(Stored data)
· · · · · · ·

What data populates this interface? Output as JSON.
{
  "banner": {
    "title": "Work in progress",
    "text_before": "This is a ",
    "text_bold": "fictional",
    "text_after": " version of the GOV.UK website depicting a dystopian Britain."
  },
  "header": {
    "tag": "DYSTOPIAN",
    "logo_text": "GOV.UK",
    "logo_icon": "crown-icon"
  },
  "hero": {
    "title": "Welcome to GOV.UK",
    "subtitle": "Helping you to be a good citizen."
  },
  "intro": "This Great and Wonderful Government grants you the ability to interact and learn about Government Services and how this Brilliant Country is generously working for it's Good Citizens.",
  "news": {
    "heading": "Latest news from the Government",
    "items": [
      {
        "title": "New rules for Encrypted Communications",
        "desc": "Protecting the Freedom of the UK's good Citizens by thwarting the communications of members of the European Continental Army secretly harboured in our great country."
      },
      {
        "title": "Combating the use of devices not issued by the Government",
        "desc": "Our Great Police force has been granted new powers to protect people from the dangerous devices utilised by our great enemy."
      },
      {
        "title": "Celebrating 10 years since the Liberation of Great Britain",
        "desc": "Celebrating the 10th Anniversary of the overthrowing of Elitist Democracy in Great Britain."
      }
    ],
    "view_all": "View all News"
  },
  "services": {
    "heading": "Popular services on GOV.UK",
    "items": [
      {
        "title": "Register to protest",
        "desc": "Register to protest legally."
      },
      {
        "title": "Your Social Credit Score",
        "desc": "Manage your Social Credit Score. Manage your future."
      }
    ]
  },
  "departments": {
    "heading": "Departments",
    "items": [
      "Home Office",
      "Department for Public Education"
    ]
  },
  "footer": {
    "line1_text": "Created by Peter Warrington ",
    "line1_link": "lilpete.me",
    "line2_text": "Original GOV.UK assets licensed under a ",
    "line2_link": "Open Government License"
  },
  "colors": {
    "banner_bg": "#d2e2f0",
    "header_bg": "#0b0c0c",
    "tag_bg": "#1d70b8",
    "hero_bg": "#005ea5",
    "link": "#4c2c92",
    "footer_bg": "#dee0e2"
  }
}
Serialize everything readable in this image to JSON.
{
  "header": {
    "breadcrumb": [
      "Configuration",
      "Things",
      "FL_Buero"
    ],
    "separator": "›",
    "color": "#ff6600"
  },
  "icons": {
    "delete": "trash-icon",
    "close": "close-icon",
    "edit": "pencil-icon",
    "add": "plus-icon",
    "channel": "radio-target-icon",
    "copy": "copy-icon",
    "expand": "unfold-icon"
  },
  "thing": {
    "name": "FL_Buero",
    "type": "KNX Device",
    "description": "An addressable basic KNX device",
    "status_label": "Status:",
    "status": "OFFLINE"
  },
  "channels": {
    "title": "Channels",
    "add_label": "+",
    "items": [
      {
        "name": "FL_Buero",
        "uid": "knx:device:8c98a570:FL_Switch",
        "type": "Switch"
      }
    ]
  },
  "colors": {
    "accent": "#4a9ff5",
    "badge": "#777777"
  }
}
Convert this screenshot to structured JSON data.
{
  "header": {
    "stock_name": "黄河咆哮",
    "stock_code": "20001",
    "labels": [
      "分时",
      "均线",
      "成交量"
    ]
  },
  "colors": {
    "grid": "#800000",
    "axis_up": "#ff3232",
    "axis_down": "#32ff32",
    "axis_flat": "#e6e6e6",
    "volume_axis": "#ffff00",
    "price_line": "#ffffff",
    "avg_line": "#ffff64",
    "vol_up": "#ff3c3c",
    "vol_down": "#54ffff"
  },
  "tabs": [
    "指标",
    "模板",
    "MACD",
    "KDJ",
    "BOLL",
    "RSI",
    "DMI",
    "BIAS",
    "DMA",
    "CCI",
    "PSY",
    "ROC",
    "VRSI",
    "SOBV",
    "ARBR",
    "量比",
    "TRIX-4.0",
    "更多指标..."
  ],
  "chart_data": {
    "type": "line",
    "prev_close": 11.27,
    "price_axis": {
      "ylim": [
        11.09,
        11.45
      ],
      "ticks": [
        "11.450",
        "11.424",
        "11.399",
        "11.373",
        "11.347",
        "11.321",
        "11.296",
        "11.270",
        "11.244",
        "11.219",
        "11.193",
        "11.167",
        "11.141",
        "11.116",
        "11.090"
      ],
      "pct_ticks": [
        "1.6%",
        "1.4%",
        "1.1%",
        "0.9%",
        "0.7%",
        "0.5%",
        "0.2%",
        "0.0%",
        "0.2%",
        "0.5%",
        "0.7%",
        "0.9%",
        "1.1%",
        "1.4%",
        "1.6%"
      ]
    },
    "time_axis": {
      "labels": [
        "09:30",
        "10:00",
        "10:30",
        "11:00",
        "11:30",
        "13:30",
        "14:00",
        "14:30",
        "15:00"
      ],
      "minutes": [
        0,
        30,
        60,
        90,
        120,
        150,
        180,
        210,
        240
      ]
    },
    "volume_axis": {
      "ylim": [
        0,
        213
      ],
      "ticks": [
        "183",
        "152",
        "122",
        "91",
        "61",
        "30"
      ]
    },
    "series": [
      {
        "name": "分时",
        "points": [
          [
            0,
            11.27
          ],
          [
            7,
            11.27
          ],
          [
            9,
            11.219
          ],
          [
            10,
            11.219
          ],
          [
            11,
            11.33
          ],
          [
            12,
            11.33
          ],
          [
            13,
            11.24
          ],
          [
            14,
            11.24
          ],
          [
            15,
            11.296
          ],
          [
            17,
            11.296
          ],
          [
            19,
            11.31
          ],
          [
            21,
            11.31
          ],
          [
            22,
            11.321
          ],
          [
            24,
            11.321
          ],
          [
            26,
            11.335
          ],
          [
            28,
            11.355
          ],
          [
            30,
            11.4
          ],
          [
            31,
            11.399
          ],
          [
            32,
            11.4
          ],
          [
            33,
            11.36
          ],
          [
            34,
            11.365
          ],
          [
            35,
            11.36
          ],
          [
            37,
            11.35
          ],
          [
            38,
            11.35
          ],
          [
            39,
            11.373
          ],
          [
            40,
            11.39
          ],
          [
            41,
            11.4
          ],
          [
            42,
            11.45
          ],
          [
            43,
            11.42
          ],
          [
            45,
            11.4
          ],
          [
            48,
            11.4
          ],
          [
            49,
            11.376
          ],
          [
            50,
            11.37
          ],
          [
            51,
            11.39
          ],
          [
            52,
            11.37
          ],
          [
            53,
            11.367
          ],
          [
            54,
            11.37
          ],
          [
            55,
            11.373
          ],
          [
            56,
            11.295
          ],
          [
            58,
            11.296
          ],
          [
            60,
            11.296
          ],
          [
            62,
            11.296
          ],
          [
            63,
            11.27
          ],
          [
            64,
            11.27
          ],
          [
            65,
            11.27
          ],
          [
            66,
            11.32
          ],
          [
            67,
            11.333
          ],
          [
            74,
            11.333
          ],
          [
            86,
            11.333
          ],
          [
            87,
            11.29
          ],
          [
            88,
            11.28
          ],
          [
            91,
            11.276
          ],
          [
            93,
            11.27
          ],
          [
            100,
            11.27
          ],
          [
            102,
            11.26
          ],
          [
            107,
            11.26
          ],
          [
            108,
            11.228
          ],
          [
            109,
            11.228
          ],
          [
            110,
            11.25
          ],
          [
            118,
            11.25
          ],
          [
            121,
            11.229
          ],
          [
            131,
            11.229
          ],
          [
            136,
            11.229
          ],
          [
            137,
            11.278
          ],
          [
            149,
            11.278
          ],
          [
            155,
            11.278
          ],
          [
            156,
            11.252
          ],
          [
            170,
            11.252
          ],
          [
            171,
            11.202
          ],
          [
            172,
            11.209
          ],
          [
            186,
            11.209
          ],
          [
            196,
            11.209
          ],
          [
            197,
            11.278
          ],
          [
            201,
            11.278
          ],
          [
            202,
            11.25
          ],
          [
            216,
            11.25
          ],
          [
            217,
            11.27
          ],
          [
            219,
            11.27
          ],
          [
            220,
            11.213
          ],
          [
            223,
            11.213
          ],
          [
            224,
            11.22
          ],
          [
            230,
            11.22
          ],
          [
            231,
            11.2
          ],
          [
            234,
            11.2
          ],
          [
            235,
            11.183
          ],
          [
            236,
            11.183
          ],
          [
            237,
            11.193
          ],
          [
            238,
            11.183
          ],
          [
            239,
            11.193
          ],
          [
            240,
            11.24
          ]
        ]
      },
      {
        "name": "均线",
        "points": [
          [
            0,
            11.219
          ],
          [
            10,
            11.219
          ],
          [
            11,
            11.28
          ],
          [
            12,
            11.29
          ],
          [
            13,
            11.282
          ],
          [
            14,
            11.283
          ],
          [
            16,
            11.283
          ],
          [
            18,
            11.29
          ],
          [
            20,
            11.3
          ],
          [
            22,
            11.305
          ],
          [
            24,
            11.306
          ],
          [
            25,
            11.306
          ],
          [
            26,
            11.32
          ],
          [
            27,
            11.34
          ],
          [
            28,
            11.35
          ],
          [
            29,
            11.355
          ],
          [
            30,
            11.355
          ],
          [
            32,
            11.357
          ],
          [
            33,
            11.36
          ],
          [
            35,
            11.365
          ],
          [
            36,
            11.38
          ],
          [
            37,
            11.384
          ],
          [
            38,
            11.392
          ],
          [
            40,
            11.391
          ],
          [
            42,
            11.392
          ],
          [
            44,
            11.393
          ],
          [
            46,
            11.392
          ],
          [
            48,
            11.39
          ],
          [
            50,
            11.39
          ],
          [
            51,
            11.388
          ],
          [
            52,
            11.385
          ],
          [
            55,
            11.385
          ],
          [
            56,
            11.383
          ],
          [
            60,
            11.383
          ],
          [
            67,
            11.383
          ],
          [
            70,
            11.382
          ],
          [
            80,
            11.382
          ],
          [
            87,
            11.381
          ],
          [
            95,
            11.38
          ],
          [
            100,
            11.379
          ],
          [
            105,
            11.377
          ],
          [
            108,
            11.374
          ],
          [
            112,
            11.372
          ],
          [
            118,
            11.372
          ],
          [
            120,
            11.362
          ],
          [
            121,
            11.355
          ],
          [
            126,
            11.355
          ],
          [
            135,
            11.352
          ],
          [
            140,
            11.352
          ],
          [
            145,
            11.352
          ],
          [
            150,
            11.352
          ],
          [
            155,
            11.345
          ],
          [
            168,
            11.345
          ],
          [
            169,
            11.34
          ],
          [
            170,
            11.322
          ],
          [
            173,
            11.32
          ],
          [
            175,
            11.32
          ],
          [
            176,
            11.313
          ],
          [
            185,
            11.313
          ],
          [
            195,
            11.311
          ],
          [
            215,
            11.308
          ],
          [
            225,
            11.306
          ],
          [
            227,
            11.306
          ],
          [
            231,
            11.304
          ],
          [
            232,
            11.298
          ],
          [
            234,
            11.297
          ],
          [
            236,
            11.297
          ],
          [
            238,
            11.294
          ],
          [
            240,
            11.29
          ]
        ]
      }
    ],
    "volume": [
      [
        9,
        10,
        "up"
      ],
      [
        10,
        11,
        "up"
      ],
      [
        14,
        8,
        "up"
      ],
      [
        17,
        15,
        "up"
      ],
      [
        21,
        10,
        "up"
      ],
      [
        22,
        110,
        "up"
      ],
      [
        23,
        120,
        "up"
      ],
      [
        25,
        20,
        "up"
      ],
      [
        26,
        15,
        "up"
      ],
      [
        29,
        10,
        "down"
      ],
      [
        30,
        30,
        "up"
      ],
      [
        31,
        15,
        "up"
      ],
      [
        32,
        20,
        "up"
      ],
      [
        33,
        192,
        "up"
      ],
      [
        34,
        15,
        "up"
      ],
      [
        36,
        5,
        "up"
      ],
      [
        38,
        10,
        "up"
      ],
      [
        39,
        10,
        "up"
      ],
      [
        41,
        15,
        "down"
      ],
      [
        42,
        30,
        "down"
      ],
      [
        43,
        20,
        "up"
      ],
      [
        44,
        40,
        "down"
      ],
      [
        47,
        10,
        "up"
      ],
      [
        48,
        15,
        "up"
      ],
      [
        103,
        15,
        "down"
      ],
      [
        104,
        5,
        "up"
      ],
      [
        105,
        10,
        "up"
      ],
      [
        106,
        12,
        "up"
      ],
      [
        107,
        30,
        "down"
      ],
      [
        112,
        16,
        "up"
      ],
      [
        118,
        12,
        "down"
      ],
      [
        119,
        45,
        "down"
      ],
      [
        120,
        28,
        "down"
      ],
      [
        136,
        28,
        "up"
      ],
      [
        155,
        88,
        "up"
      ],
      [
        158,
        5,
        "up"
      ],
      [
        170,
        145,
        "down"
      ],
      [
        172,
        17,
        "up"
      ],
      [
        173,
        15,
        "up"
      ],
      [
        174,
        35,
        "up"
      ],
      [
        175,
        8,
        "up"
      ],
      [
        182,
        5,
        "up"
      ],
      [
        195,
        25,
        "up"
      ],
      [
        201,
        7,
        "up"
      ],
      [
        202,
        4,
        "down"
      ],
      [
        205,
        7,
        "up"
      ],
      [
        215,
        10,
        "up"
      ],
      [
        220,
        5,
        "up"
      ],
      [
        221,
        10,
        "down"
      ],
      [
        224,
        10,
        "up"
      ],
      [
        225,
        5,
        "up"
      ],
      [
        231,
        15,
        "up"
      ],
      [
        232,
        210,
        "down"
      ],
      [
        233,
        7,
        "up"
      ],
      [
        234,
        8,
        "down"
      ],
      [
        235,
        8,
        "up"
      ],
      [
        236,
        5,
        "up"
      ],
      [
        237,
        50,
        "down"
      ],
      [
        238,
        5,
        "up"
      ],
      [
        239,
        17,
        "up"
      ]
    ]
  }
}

· · · · · · ·

Problem:
Tally up how many lines in the preceding listing contain the word "Celebrating". Give nothing but the number.

Correct response:
2